What to produce – Extract the text of every entry below exactly; leave images out.

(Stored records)
..............................

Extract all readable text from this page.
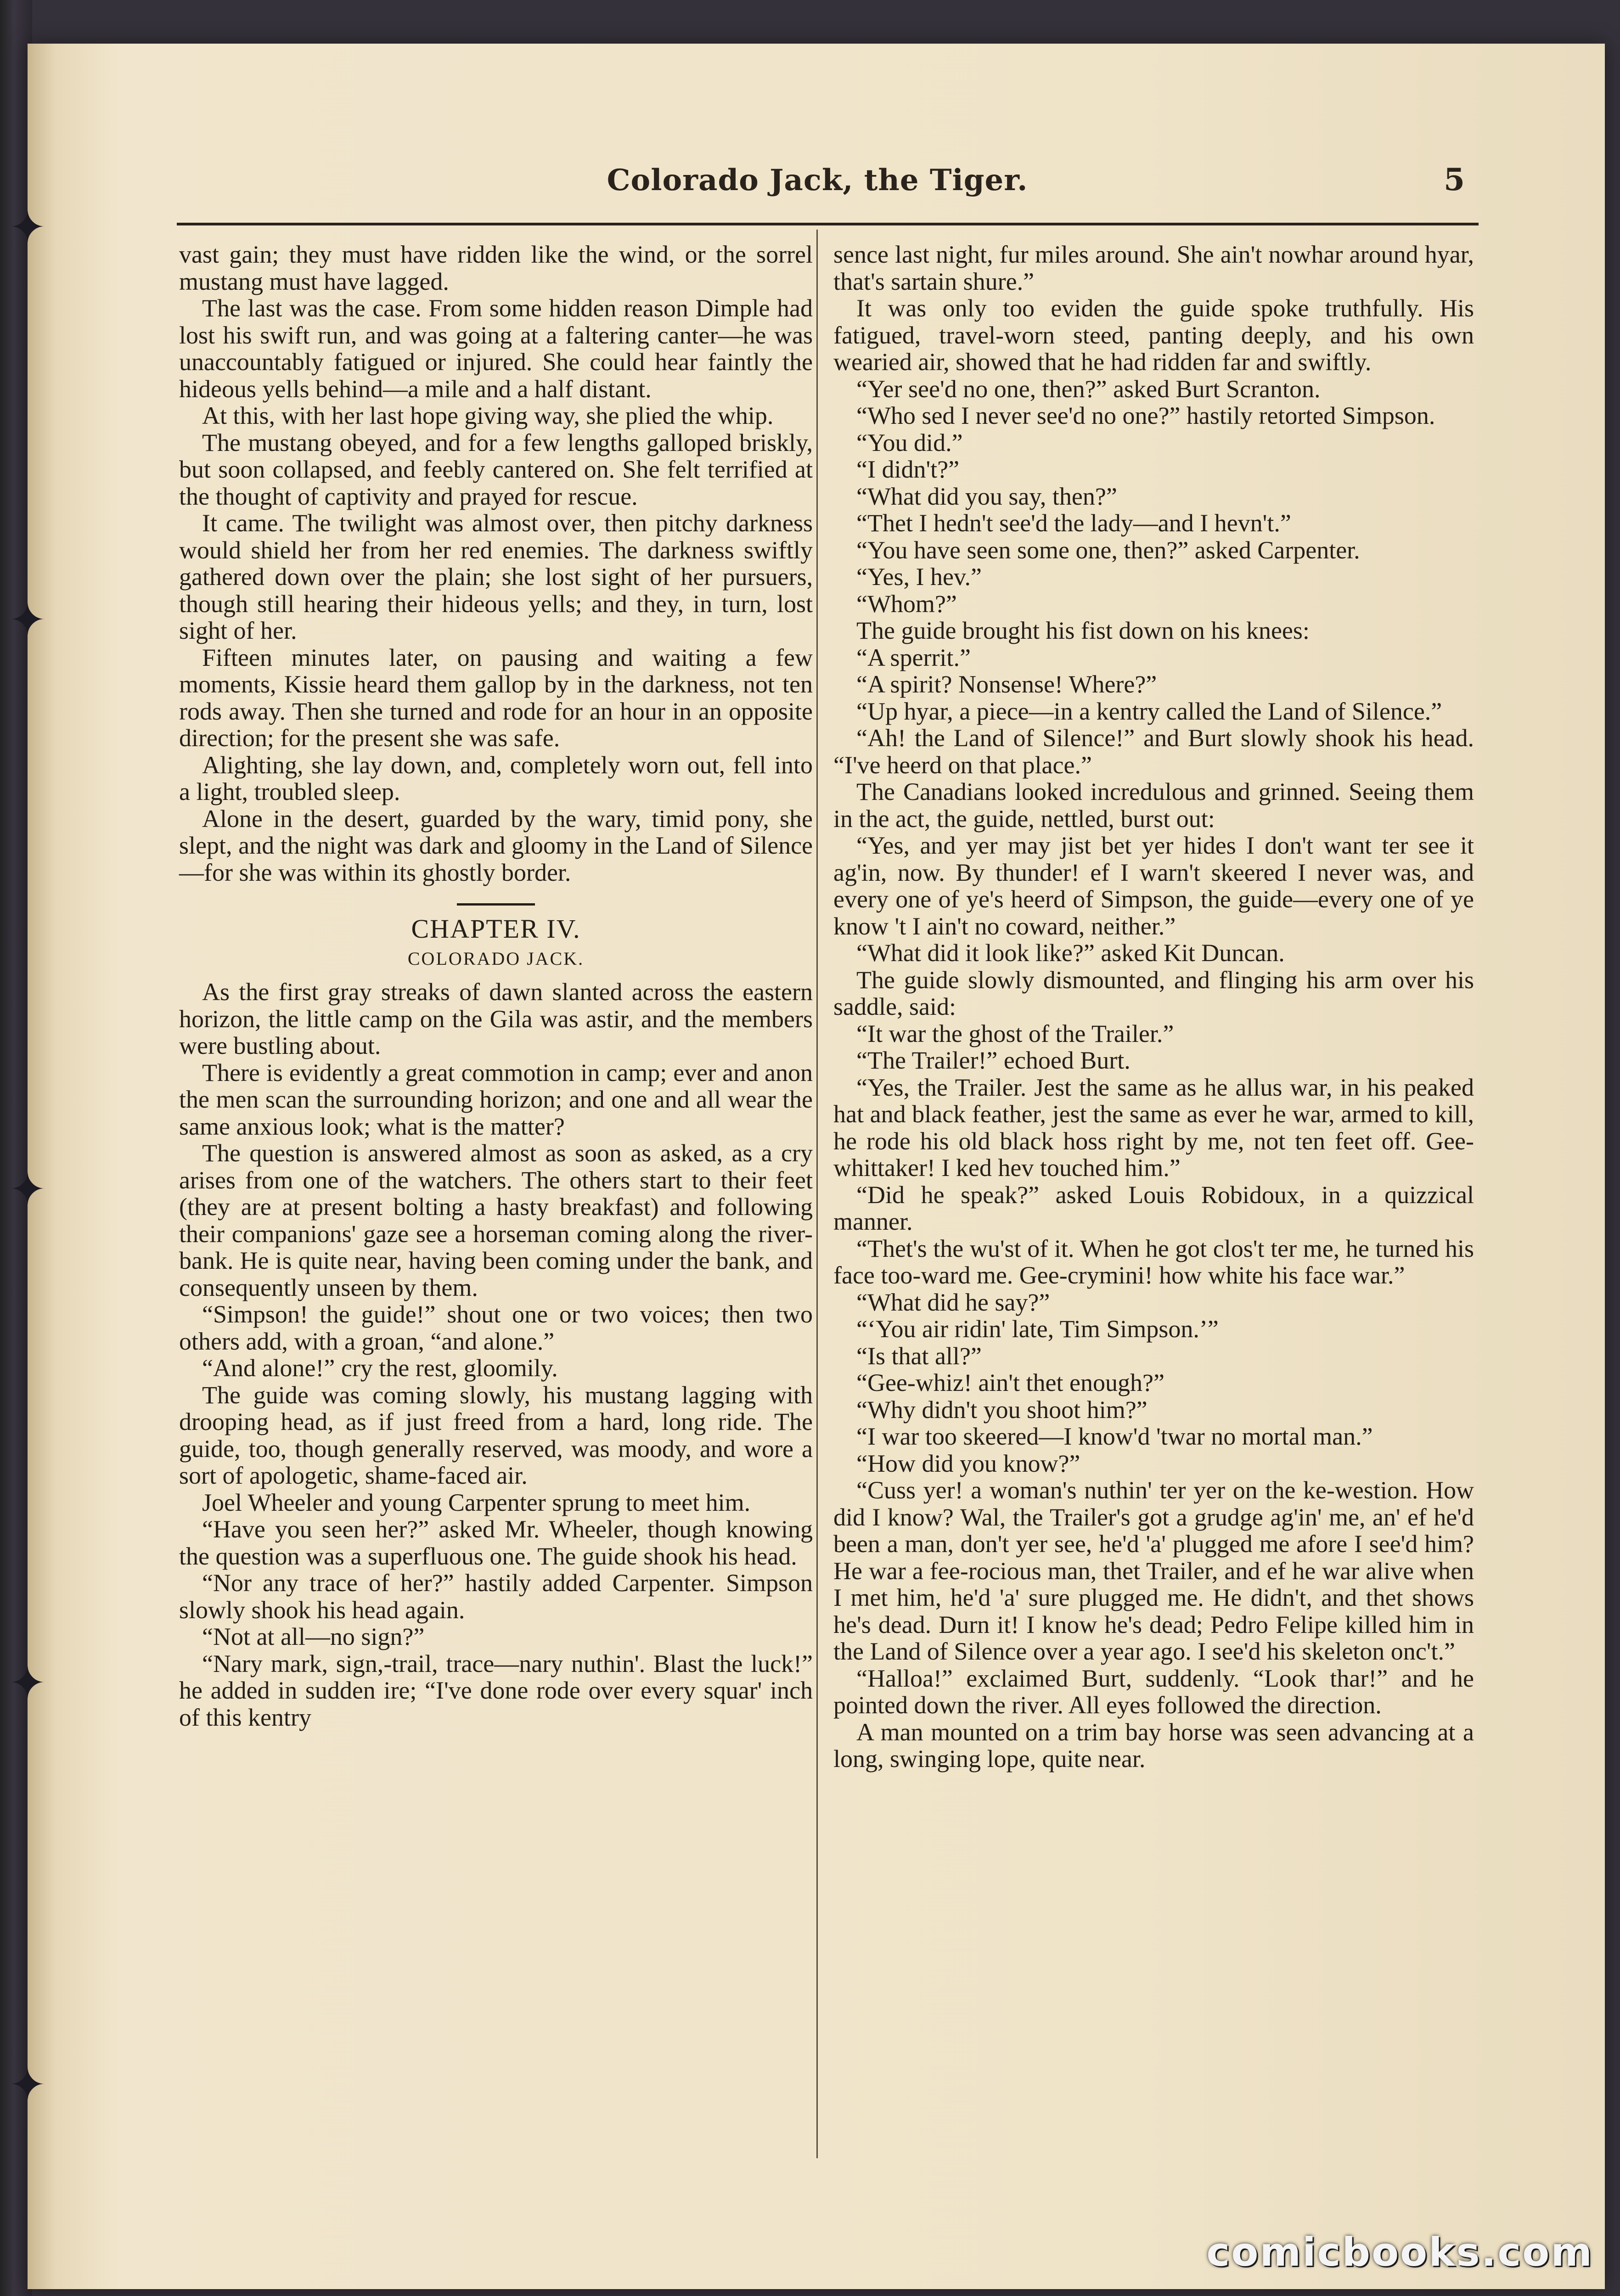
✦
✦
✦
✦
✦
Colorado Jack, the Tiger.	5

vast gain; they must have ridden like the wind, or the sorrel mustang must have lagged.

The last was the case. From some hidden reason Dimple had lost his swift run, and was going at a faltering canter—he was unaccountably fatigued or injured. She could hear faintly the hideous yells behind—a mile and a half distant.

At this, with her last hope giving way, she plied the whip.

The mustang obeyed, and for a few lengths galloped briskly, but soon collapsed, and feebly cantered on. She felt terrified at the thought of captivity and prayed for rescue.

It came. The twilight was almost over, then pitchy darkness would shield her from her red enemies. The darkness swiftly gathered down over the plain; she lost sight of her pursuers, though still hearing their hideous yells; and they, in turn, lost sight of her.

Fifteen minutes later, on pausing and waiting a few moments, Kissie heard them gallop by in the darkness, not ten rods away. Then she turned and rode for an hour in an opposite direction; for the present she was safe.

Alighting, she lay down, and, completely worn out, fell into a light, troubled sleep.

Alone in the desert, guarded by the wary, timid pony, she slept, and the night was dark and gloomy in the Land of Silence—for she was within its ghostly border.

CHAPTER IV.
COLORADO JACK.

As the first gray streaks of dawn slanted across the eastern horizon, the little camp on the Gila was astir, and the members were bustling about.

There is evidently a great commotion in camp; ever and anon the men scan the surrounding horizon; and one and all wear the same anxious look; what is the matter?

The question is answered almost as soon as asked, as a cry arises from one of the watchers. The others start to their feet (they are at present bolting a hasty breakfast) and following their companions' gaze see a horseman coming along the river-bank. He is quite near, having been coming under the bank, and consequently unseen by them.

“Simpson! the guide!” shout one or two voices; then two others add, with a groan, “and alone.”

“And alone!” cry the rest, gloomily.

The guide was coming slowly, his mustang lagging with drooping head, as if just freed from a hard, long ride. The guide, too, though generally reserved, was moody, and wore a sort of apologetic, shame-faced air.

Joel Wheeler and young Carpenter sprung to meet him.

“Have you seen her?” asked Mr. Wheeler, though knowing the question was a superfluous one. The guide shook his head.

“Nor any trace of her?” hastily added Carpenter. Simpson slowly shook his head again.

“Not at all—no sign?”

“Nary mark, sign,-trail, trace—nary nuthin'. Blast the luck!” he added in sudden ire; “I've done rode over every squar' inch of this kentry

sence last night, fur miles around. She ain't nowhar around hyar, that's sartain shure.”

It was only too eviden the guide spoke truthfully. His fatigued, travel-worn steed, panting deeply, and his own wearied air, showed that he had ridden far and swiftly.

“Yer see'd no one, then?” asked Burt Scranton.

“Who sed I never see'd no one?” hastily retorted Simpson.

“You did.”

“I didn't?”

“What did you say, then?”

“Thet I hedn't see'd the lady—and I hevn't.”

“You have seen some one, then?” asked Carpenter.

“Yes, I hev.”

“Whom?”

The guide brought his fist down on his knees:

“A sperrit.”

“A spirit? Nonsense! Where?”

“Up hyar, a piece—in a kentry called the Land of Silence.”

“Ah! the Land of Silence!” and Burt slowly shook his head. “I've heerd on that place.”

The Canadians looked incredulous and grinned. Seeing them in the act, the guide, nettled, burst out:

“Yes, and yer may jist bet yer hides I don't want ter see it ag'in, now. By thunder! ef I warn't skeered I never was, and every one of ye's heerd of Simpson, the guide—every one of ye know 't I ain't no coward, neither.”

“What did it look like?” asked Kit Duncan.

The guide slowly dismounted, and flinging his arm over his saddle, said:

“It war the ghost of the Trailer.”

“The Trailer!” echoed Burt.

“Yes, the Trailer. Jest the same as he allus war, in his peaked hat and black feather, jest the same as ever he war, armed to kill, he rode his old black hoss right by me, not ten feet off. Gee-whittaker! I ked hev touched him.”

“Did he speak?” asked Louis Robidoux, in a quizzical manner.

“Thet's the wu'st of it. When he got clos't ter me, he turned his face too-ward me. Gee-crymini! how white his face war.”

“What did he say?”

“‘You air ridin' late, Tim Simpson.’”

“Is that all?”

“Gee-whiz! ain't thet enough?”

“Why didn't you shoot him?”

“I war too skeered—I know'd 'twar no mortal man.”

“How did you know?”

“Cuss yer! a woman's nuthin' ter yer on the ke-westion. How did I know? Wal, the Trailer's got a grudge ag'in' me, an' ef he'd been a man, don't yer see, he'd 'a' plugged me afore I see'd him? He war a fee-rocious man, thet Trailer, and ef he war alive when I met him, he'd 'a' sure plugged me. He didn't, and thet shows he's dead. Durn it! I know he's dead; Pedro Felipe killed him in the Land of Silence over a year ago. I see'd his skeleton onc't.”

“Halloa!” exclaimed Burt, suddenly. “Look thar!” and he pointed down the river. All eyes followed the direction.

A man mounted on a trim bay horse was seen advancing at a long, swinging lope, quite near.

comicbooks.com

..............................

The result –
Extract all readable text from this page.
✦
✦
✦
✦
✦
Colorado Jack, the Tiger.	5

vast gain; they must have ridden like the wind, or the sorrel mustang must have lagged.

The last was the case. From some hidden reason Dimple had lost his swift run, and was going at a faltering canter—he was unaccountably fatigued or injured. She could hear faintly the hideous yells behind—a mile and a half distant.

At this, with her last hope giving way, she plied the whip.

The mustang obeyed, and for a few lengths galloped briskly, but soon collapsed, and feebly cantered on. She felt terrified at the thought of captivity and prayed for rescue.

It came. The twilight was almost over, then pitchy darkness would shield her from her red enemies. The darkness swiftly gathered down over the plain; she lost sight of her pursuers, though still hearing their hideous yells; and they, in turn, lost sight of her.

Fifteen minutes later, on pausing and waiting a few moments, Kissie heard them gallop by in the darkness, not ten rods away. Then she turned and rode for an hour in an opposite direction; for the present she was safe.

Alighting, she lay down, and, completely worn out, fell into a light, troubled sleep.

Alone in the desert, guarded by the wary, timid pony, she slept, and the night was dark and gloomy in the Land of Silence—for she was within its ghostly border.

CHAPTER IV.
COLORADO JACK.

As the first gray streaks of dawn slanted across the eastern horizon, the little camp on the Gila was astir, and the members were bustling about.

There is evidently a great commotion in camp; ever and anon the men scan the surrounding horizon; and one and all wear the same anxious look; what is the matter?

The question is answered almost as soon as asked, as a cry arises from one of the watchers. The others start to their feet (they are at present bolting a hasty breakfast) and following their companions' gaze see a horseman coming along the river-bank. He is quite near, having been coming under the bank, and consequently unseen by them.

“Simpson! the guide!” shout one or two voices; then two others add, with a groan, “and alone.”

“And alone!” cry the rest, gloomily.

The guide was coming slowly, his mustang lagging with drooping head, as if just freed from a hard, long ride. The guide, too, though generally reserved, was moody, and wore a sort of apologetic, shame-faced air.

Joel Wheeler and young Carpenter sprung to meet him.

“Have you seen her?” asked Mr. Wheeler, though knowing the question was a superfluous one. The guide shook his head.

“Nor any trace of her?” hastily added Carpenter. Simpson slowly shook his head again.

“Not at all—no sign?”

“Nary mark, sign,-trail, trace—nary nuthin'. Blast the luck!” he added in sudden ire; “I've done rode over every squar' inch of this kentry

sence last night, fur miles around. She ain't nowhar around hyar, that's sartain shure.”

It was only too eviden the guide spoke truthfully. His fatigued, travel-worn steed, panting deeply, and his own wearied air, showed that he had ridden far and swiftly.

“Yer see'd no one, then?” asked Burt Scranton.

“Who sed I never see'd no one?” hastily retorted Simpson.

“You did.”

“I didn't?”

“What did you say, then?”

“Thet I hedn't see'd the lady—and I hevn't.”

“You have seen some one, then?” asked Carpenter.

“Yes, I hev.”

“Whom?”

The guide brought his fist down on his knees:

“A sperrit.”

“A spirit? Nonsense! Where?”

“Up hyar, a piece—in a kentry called the Land of Silence.”

“Ah! the Land of Silence!” and Burt slowly shook his head. “I've heerd on that place.”

The Canadians looked incredulous and grinned. Seeing them in the act, the guide, nettled, burst out:

“Yes, and yer may jist bet yer hides I don't want ter see it ag'in, now. By thunder! ef I warn't skeered I never was, and every one of ye's heerd of Simpson, the guide—every one of ye know 't I ain't no coward, neither.”

“What did it look like?” asked Kit Duncan.

The guide slowly dismounted, and flinging his arm over his saddle, said:

“It war the ghost of the Trailer.”

“The Trailer!” echoed Burt.

“Yes, the Trailer. Jest the same as he allus war, in his peaked hat and black feather, jest the same as ever he war, armed to kill, he rode his old black hoss right by me, not ten feet off. Gee-whittaker! I ked hev touched him.”

“Did he speak?” asked Louis Robidoux, in a quizzical manner.

“Thet's the wu'st of it. When he got clos't ter me, he turned his face too-ward me. Gee-crymini! how white his face war.”

“What did he say?”

“‘You air ridin' late, Tim Simpson.’”

“Is that all?”

“Gee-whiz! ain't thet enough?”

“Why didn't you shoot him?”

“I war too skeered—I know'd 'twar no mortal man.”

“How did you know?”

“Cuss yer! a woman's nuthin' ter yer on the ke-westion. How did I know? Wal, the Trailer's got a grudge ag'in' me, an' ef he'd been a man, don't yer see, he'd 'a' plugged me afore I see'd him? He war a fee-rocious man, thet Trailer, and ef he war alive when I met him, he'd 'a' sure plugged me. He didn't, and thet shows he's dead. Durn it! I know he's dead; Pedro Felipe killed him in the Land of Silence over a year ago. I see'd his skeleton onc't.”

“Halloa!” exclaimed Burt, suddenly. “Look thar!” and he pointed down the river. All eyes followed the direction.

A man mounted on a trim bay horse was seen advancing at a long, swinging lope, quite near.

comicbooks.com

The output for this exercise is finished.